BEGIN TASK MATERIAL

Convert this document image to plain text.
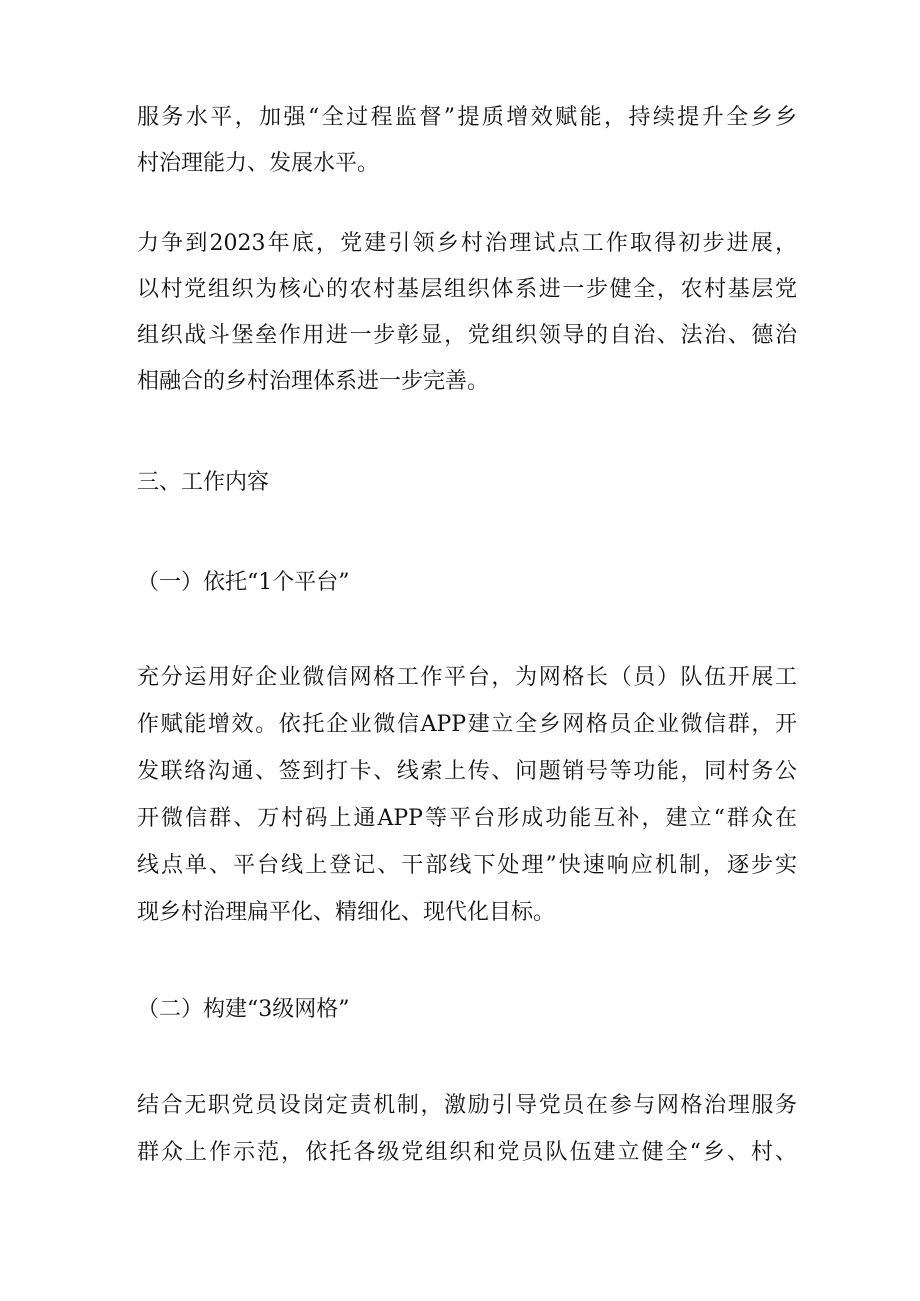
服务水平，加强“全过程监督”提质增效赋能，持续提升全乡乡
村治理能力、发展水平。
力争到2023年底，党建引领乡村治理试点工作取得初步进展，
以村党组织为核心的农村基层组织体系进一步健全，农村基层党
组织战斗堡垒作用进一步彰显，党组织领导的自治、法治、德治
相融合的乡村治理体系进一步完善。
三、工作内容
（一）依托“1个平台”
充分运用好企业微信网格工作平台，为网格长（员）队伍开展工
作赋能增效。依托企业微信APP建立全乡网格员企业微信群，开
发联络沟通、签到打卡、线索上传、问题销号等功能，同村务公
开微信群、万村码上通APP等平台形成功能互补，建立“群众在
线点单、平台线上登记、干部线下处理”快速响应机制，逐步实
现乡村治理扁平化、精细化、现代化目标。
（二）构建“3级网格”
结合无职党员设岗定责机制，激励引导党员在参与网格治理服务
群众上作示范，依托各级党组织和党员队伍建立健全“乡、村、
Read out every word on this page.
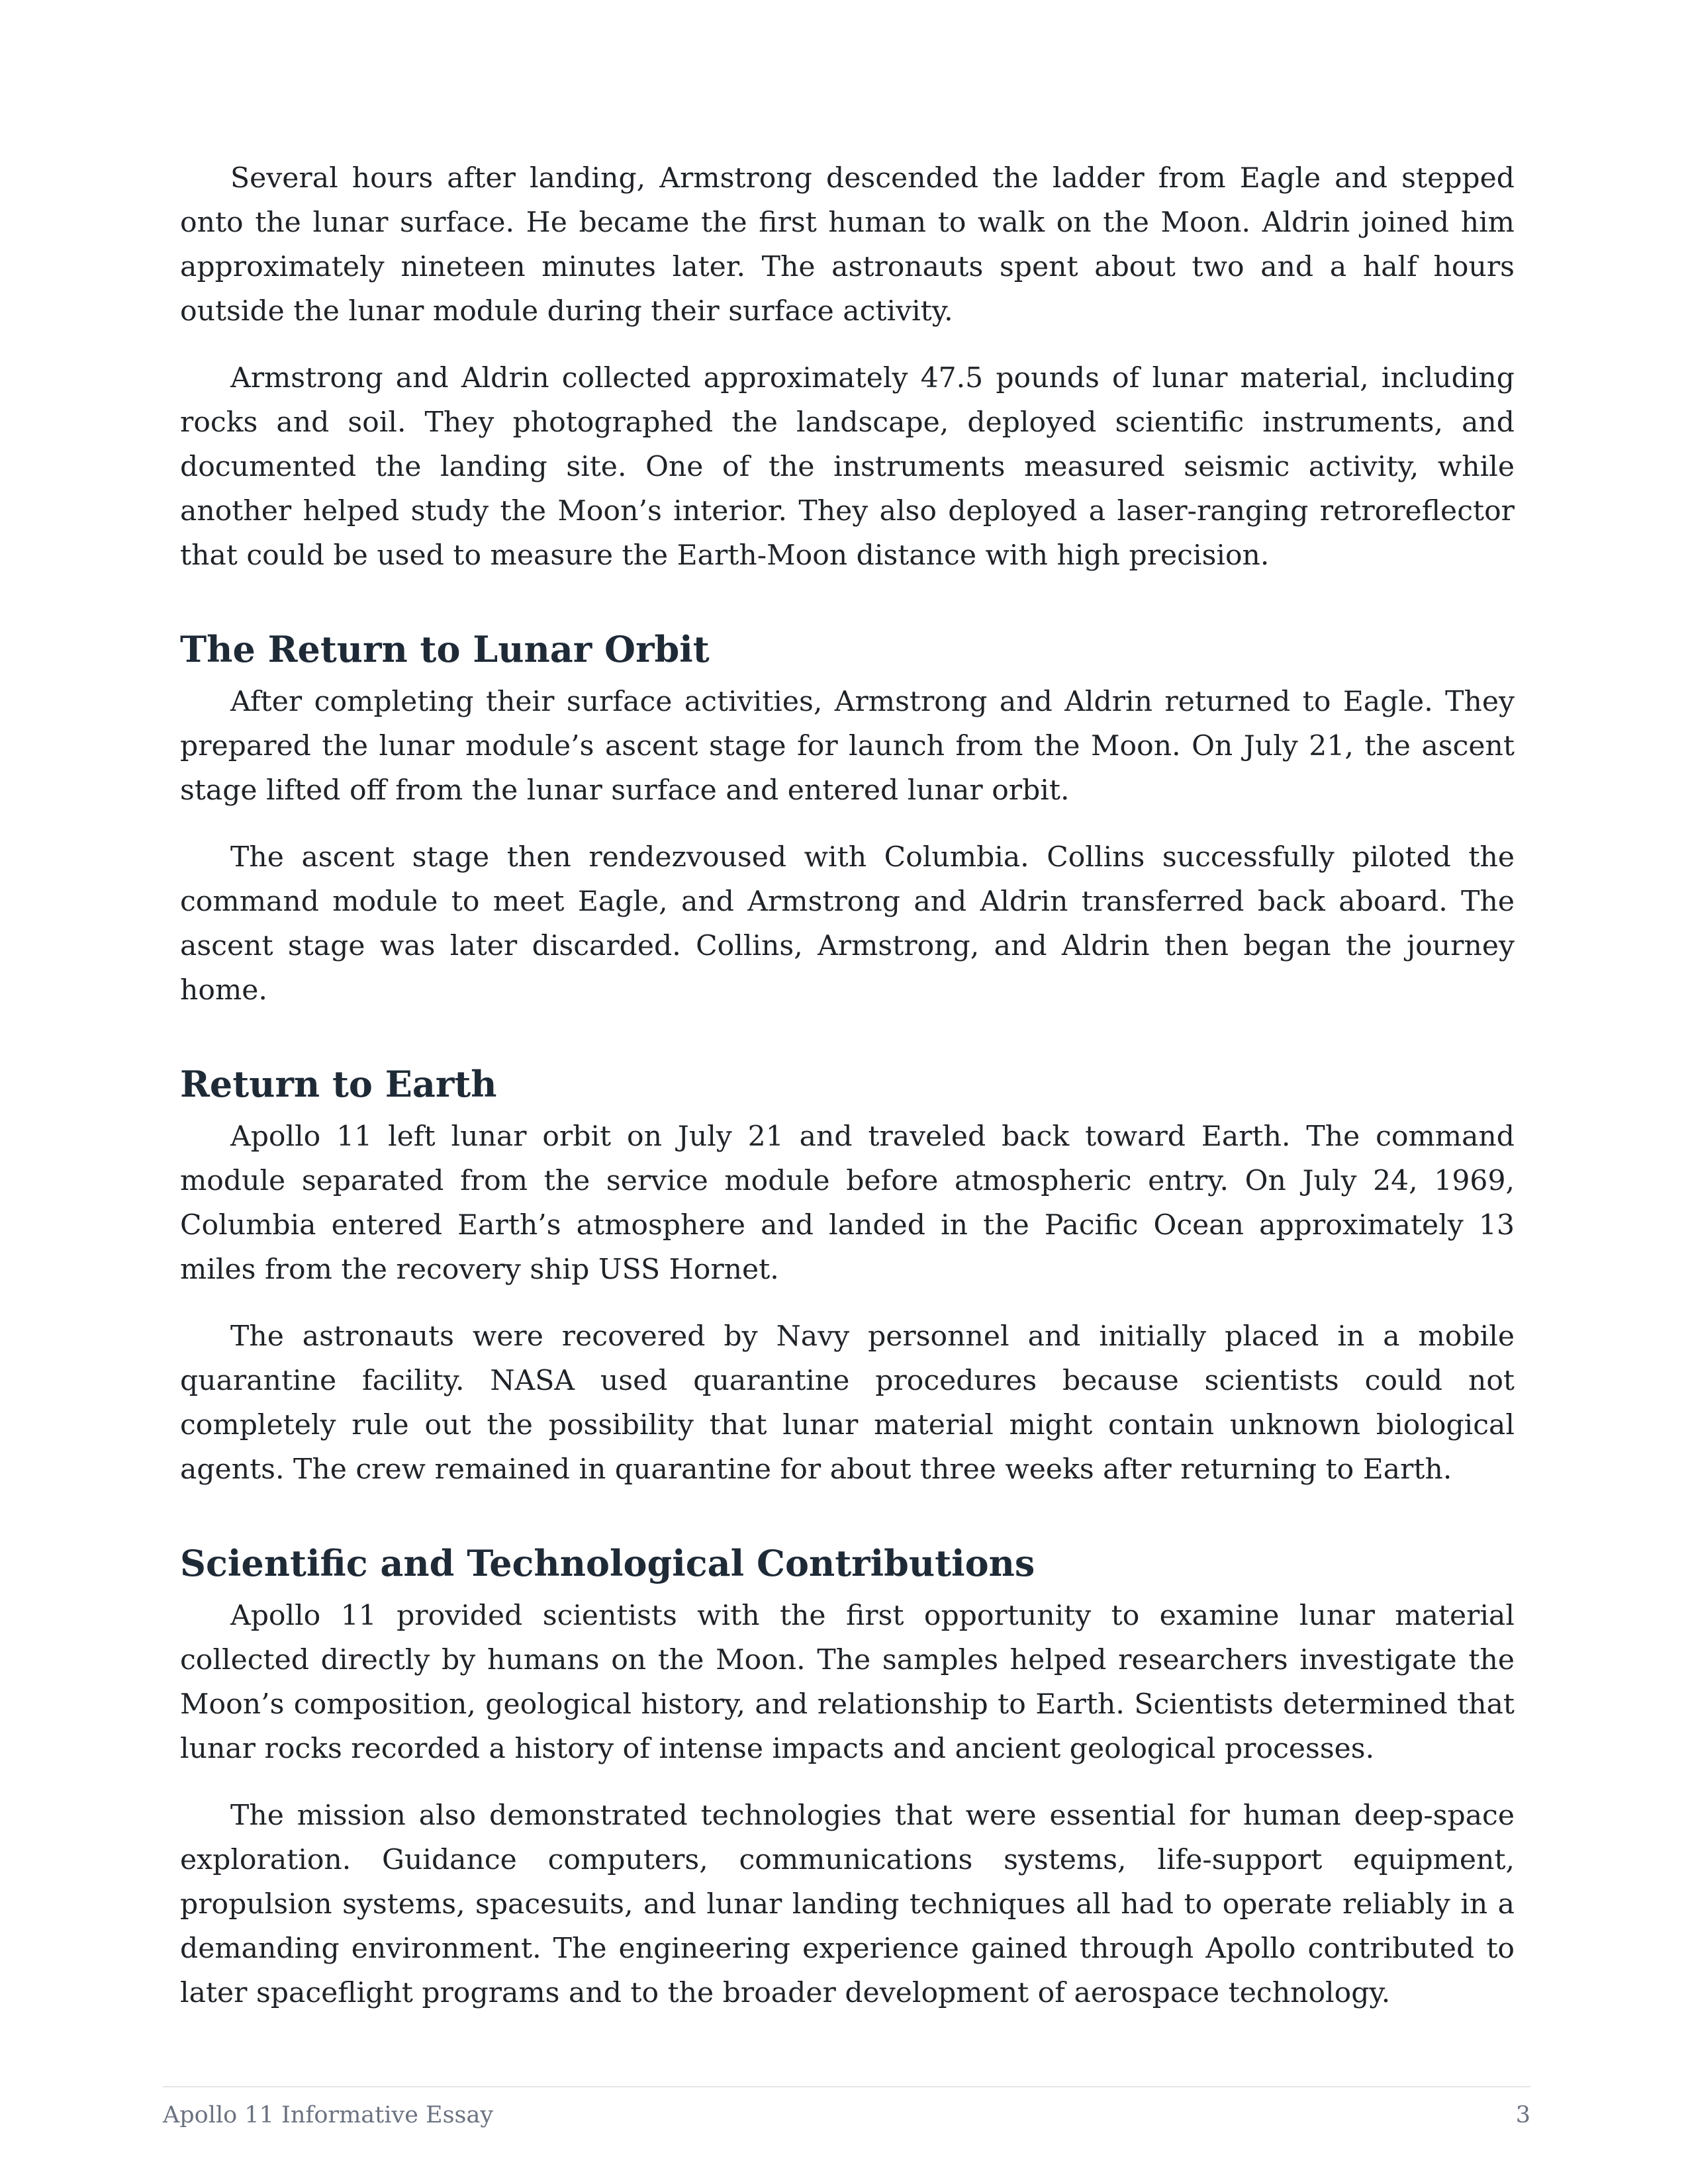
Several hours after landing, Armstrong descended the ladder from Eagle and stepped onto the lunar surface. He became the first human to walk on the Moon. Aldrin joined him approximately nineteen minutes later. The astronauts spent about two and a half hours outside the lunar module during their surface activity.

Armstrong and Aldrin collected approximately 47.5 pounds of lunar material, including rocks and soil. They photographed the landscape, deployed scientific instruments, and documented the landing site. One of the instruments measured seismic activity, while another helped study the Moon’s interior. They also deployed a laser-ranging retroreflector that could be used to measure the Earth-Moon distance with high precision.

The Return to Lunar Orbit

After completing their surface activities, Armstrong and Aldrin returned to Eagle. They prepared the lunar module’s ascent stage for launch from the Moon. On July 21, the ascent stage lifted off from the lunar surface and entered lunar orbit.

The ascent stage then rendezvoused with Columbia. Collins successfully piloted the command module to meet Eagle, and Armstrong and Aldrin transferred back aboard. The ascent stage was later discarded. Collins, Armstrong, and Aldrin then began the journey home.

Return to Earth

Apollo 11 left lunar orbit on July 21 and traveled back toward Earth. The command module separated from the service module before atmospheric entry. On July 24, 1969, Columbia entered Earth’s atmosphere and landed in the Pacific Ocean approximately 13 miles from the recovery ship USS Hornet.

The astronauts were recovered by Navy personnel and initially placed in a mobile quarantine facility. NASA used quarantine procedures because scientists could not completely rule out the possibility that lunar material might contain unknown biological agents. The crew remained in quarantine for about three weeks after returning to Earth.

Scientific and Technological Contributions

Apollo 11 provided scientists with the first opportunity to examine lunar material collected directly by humans on the Moon. The samples helped researchers investigate the Moon’s composition, geological history, and relationship to Earth. Scientists determined that lunar rocks recorded a history of intense impacts and ancient geological processes.

The mission also demonstrated technologies that were essential for human deep-space exploration. Guidance computers, communications systems, life-support equipment, propulsion systems, spacesuits, and lunar landing techniques all had to operate reliably in a demanding environment. The engineering experience gained through Apollo contributed to later spaceflight programs and to the broader development of aerospace technology.

Apollo 11 Informative Essay	3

END TASK MATERIAL

■ **GOAL OF THE EXERCISE**:
Report how many lines in the records hold the word "Columbia", giving the number and nothing else.

■ **SOLVED PROBLEM**:
2